Reproduce, word for word, everything from "Tradition and Backstory" down to "replace fresh here?" in the passage on stuffed shells below.

* [Excerpted passage]:
>> BEGIN

Tradition and Backstory

In Italian American homes, meals like these are classic, usually reserved for Sunday family feasts or special parties. Every Italian region does things a little differently—some use lots of spinach and ricotta like in Florence, others get creative with cheeses and herbs. Either way, there’s something warm and loving about it.

Frequently Asked Questions

→ Can frozen spinach replace fresh here?

For sure, just let it thaw and squeeze out any water before mixing in.

→ How would I add some meat?

Stir in cooked sausage, beef, or turkey with the cheese, or swap in a meaty red sauce. Both are great options.

→ How do I keep the pasta from snapping?

Boil your shells to al dente, cook a few extras, and fill them gently so they don't break apart.

>> END

* [Information supplied]:
>> BEGIN

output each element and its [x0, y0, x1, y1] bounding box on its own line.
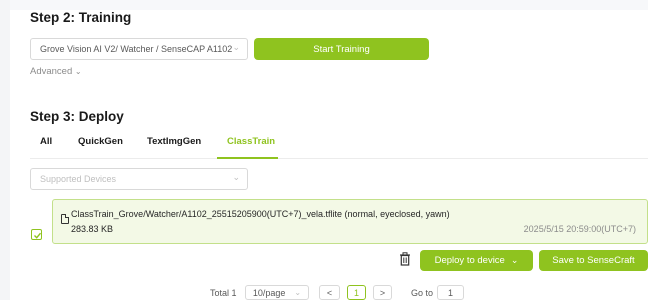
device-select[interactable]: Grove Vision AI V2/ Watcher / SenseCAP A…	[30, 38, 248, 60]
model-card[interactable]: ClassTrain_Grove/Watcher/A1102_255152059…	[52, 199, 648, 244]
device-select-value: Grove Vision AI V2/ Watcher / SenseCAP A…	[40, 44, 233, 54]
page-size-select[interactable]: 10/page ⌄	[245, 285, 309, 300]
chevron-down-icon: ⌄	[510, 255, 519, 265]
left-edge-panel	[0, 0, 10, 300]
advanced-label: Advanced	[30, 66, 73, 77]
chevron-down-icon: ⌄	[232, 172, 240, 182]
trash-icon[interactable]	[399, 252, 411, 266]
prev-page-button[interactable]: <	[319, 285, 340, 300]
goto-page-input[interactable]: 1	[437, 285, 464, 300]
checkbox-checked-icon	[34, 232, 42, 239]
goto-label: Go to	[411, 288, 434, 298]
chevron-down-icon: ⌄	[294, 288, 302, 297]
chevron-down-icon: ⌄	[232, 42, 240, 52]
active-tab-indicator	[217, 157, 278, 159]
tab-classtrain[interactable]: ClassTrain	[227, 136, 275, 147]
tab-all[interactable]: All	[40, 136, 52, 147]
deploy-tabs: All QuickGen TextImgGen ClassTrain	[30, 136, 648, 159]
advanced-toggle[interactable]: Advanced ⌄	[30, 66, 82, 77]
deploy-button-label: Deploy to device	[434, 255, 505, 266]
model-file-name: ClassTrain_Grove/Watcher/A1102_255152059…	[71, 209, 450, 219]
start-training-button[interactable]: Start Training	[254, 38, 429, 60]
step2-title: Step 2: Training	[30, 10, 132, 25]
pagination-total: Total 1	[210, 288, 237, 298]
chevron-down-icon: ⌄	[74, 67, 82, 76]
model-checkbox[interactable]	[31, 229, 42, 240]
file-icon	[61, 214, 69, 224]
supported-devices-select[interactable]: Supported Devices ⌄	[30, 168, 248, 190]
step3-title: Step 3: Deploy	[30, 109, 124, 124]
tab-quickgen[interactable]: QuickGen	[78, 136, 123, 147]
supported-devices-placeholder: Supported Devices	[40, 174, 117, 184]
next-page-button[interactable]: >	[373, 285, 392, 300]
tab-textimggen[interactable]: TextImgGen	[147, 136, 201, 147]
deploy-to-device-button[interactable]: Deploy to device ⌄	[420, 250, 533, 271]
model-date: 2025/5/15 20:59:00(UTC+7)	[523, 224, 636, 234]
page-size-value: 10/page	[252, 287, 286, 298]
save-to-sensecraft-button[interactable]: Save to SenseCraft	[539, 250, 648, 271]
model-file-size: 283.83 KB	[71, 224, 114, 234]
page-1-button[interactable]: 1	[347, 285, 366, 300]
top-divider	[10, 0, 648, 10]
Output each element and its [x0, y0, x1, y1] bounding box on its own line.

>> END

* [Written response]:
Tradition and Backstory

In Italian American homes, meals like these are classic, usually reserved for Sunday family feasts or special parties. Every Italian region does things a little differently—some use lots of spinach and ricotta like in Florence, others get creative with cheeses and herbs. Either way, there’s something warm and loving about it.

Frequently Asked Questions

→ Can frozen spinach replace fresh here?